[Saved entries]
──────────

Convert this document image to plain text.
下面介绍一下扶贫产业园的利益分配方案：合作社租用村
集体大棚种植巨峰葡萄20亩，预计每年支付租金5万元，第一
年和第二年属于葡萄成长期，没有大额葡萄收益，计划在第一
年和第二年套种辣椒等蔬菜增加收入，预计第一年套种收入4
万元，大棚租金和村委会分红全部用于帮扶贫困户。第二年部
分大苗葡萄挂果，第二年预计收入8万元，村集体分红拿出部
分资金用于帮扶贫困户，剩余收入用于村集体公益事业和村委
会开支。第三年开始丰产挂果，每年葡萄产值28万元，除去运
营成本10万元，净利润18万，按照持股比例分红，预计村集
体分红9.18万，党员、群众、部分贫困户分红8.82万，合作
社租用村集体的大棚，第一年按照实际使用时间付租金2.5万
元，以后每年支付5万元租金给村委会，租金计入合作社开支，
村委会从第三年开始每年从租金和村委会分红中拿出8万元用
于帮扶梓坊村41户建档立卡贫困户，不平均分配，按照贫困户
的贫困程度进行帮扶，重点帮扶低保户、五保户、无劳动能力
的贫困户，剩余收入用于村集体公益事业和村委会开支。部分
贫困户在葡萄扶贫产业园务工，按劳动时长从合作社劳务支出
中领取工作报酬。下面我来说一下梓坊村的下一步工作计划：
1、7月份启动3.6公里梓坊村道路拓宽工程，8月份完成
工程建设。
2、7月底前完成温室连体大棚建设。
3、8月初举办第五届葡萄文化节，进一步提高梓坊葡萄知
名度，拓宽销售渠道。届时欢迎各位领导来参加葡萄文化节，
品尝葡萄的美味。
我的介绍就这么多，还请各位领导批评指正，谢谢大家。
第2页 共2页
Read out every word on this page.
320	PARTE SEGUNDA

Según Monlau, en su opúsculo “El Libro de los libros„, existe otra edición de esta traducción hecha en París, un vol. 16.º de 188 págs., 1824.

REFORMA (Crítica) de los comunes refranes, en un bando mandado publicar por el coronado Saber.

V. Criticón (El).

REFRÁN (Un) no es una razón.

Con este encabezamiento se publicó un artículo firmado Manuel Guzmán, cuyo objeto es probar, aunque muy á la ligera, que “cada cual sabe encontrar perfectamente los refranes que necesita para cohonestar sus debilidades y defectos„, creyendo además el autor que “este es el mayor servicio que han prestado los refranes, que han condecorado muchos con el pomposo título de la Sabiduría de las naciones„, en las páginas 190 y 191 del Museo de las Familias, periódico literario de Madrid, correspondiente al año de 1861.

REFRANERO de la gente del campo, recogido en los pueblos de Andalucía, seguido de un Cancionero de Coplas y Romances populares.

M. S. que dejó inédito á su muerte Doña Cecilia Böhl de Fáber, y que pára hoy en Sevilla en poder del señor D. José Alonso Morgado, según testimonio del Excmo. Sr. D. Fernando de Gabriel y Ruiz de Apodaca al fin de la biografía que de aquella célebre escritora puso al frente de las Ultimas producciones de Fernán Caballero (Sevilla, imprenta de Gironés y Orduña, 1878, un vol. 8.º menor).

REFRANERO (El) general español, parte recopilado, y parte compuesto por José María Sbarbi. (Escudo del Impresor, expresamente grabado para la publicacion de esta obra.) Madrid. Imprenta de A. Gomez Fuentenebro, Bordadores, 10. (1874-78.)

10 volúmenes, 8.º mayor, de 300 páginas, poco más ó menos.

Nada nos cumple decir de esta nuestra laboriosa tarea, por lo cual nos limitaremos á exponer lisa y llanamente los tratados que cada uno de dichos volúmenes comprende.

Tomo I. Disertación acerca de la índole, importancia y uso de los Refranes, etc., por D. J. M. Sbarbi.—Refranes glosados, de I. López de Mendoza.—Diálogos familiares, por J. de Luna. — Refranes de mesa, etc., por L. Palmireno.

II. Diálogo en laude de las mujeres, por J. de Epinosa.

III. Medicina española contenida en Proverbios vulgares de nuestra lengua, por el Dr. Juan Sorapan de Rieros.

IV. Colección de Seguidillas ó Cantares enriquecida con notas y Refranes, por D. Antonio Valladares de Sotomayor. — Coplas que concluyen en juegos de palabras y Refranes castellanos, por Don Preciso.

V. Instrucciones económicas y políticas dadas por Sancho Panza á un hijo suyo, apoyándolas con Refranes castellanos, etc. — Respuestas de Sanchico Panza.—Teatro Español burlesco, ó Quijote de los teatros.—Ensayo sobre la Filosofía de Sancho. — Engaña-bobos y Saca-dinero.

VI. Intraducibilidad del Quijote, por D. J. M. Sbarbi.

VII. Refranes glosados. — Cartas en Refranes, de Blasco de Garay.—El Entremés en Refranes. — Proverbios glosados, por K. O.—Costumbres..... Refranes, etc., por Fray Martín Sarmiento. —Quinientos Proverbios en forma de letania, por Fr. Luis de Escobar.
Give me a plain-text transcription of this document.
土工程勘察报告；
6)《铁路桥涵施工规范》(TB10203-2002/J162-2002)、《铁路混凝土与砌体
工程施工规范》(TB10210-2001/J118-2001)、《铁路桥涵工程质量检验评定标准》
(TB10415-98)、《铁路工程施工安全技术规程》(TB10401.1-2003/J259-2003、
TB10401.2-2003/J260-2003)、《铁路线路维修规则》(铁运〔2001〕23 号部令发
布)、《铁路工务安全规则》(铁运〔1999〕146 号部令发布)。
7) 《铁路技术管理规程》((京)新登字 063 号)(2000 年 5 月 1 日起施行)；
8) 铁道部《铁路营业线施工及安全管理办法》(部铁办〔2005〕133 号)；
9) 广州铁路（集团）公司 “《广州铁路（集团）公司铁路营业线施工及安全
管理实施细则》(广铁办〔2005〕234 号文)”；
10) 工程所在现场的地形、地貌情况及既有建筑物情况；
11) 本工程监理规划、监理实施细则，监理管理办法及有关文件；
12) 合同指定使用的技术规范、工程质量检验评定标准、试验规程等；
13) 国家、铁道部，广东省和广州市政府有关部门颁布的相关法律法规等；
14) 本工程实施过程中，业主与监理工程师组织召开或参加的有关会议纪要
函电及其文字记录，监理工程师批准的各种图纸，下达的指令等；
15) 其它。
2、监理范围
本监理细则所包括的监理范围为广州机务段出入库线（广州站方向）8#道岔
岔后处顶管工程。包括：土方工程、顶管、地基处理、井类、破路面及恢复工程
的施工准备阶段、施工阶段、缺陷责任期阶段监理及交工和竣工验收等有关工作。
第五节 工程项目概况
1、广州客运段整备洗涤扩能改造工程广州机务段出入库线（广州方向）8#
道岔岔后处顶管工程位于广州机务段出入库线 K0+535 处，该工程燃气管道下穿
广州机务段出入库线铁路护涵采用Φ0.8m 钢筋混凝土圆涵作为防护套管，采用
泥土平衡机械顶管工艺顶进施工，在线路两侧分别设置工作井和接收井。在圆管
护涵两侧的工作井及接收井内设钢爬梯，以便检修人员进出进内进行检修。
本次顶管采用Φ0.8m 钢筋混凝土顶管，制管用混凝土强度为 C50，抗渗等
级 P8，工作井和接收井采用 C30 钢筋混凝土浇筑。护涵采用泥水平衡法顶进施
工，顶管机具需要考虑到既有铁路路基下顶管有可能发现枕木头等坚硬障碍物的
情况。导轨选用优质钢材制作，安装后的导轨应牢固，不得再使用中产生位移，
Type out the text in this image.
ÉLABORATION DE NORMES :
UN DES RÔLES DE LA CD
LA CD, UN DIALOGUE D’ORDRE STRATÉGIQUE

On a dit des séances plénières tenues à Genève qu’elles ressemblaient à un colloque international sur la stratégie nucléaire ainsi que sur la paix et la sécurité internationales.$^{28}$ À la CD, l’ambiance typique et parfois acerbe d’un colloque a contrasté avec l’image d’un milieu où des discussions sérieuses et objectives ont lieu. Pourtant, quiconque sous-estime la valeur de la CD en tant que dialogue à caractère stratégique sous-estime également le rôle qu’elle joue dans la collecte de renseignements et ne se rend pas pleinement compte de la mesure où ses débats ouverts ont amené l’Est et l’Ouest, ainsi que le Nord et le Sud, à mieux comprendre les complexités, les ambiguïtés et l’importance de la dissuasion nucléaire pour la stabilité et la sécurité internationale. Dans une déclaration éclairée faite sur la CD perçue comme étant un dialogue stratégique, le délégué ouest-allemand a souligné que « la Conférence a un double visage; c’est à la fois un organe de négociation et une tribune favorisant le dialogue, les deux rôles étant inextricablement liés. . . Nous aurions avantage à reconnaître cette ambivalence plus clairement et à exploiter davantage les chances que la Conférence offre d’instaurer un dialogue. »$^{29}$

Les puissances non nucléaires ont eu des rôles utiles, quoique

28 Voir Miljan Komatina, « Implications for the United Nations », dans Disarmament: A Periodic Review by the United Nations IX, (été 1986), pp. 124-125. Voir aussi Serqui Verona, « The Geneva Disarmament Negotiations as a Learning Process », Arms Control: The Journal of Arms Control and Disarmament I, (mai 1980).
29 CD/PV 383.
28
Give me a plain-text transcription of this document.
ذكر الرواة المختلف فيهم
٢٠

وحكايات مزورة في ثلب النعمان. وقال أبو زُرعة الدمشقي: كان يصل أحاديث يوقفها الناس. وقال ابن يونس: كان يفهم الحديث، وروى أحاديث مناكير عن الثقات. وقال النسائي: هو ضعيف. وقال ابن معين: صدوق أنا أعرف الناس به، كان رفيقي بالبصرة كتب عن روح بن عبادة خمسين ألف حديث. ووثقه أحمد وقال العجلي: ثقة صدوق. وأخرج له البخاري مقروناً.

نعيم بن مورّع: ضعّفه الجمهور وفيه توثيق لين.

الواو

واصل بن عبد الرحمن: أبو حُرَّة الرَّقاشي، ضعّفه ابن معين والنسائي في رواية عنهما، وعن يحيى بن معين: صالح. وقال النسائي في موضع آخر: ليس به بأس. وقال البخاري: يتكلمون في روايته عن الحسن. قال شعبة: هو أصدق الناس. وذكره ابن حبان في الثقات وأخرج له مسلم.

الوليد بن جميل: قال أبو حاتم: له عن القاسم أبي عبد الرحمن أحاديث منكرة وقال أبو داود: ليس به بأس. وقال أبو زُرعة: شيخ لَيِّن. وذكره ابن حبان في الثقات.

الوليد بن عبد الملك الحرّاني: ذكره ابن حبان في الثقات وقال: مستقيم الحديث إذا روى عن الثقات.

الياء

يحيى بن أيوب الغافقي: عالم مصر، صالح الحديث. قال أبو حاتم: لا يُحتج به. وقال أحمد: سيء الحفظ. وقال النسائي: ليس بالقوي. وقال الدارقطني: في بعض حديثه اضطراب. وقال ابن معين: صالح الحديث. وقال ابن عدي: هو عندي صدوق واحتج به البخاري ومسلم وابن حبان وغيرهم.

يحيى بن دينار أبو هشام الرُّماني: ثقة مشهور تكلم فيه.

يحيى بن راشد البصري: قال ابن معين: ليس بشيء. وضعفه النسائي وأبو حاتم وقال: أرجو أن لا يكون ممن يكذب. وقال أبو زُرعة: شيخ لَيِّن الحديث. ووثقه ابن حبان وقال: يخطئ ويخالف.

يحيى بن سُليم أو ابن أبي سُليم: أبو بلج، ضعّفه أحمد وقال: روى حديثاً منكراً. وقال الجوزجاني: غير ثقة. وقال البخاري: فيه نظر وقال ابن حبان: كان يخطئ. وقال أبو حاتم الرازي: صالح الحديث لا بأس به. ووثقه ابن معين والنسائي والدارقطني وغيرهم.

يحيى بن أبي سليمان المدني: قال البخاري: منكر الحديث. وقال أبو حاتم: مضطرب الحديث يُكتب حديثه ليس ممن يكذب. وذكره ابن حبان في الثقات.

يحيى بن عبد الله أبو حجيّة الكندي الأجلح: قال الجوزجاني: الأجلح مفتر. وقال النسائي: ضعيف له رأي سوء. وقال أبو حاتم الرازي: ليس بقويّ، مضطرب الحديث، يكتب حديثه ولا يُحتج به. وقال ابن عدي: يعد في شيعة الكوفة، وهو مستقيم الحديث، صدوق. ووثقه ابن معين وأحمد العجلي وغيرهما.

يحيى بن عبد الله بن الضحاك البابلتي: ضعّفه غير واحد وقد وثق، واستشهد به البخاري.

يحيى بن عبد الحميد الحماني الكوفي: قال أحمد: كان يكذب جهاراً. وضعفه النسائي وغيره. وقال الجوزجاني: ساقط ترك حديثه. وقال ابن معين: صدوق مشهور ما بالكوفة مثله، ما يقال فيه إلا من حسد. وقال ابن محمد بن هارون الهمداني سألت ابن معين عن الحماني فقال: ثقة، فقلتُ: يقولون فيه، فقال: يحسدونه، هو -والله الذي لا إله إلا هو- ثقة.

──────────

> [Problem]: Lines that hold "أحاديث" are the ones to copy; find all of them.

> [Result of this exercise]:
وحكايات مزورة في ثلب النعمان. وقال أبو زُرعة الدمشقي: كان يصل أحاديث يوقفها الناس. وقال ابن يونس: كان يفهم الحديث، وروى أحاديث مناكير عن الثقات. وقال النسائي: هو ضعيف. وقال ابن معين: صدوق أنا أعرف الناس به، كان رفيقي بالبصرة كتب عن روح بن عبادة خمسين ألف حديث. ووثقه أحمد وقال العجلي: ثقة صدوق. وأخرج له البخاري مقروناً.
الوليد بن جميل: قال أبو حاتم: له عن القاسم أبي عبد الرحمن أحاديث منكرة وقال أبو داود: ليس به بأس. وقال أبو زُرعة: شيخ لَيِّن. وذكره ابن حبان في الثقات.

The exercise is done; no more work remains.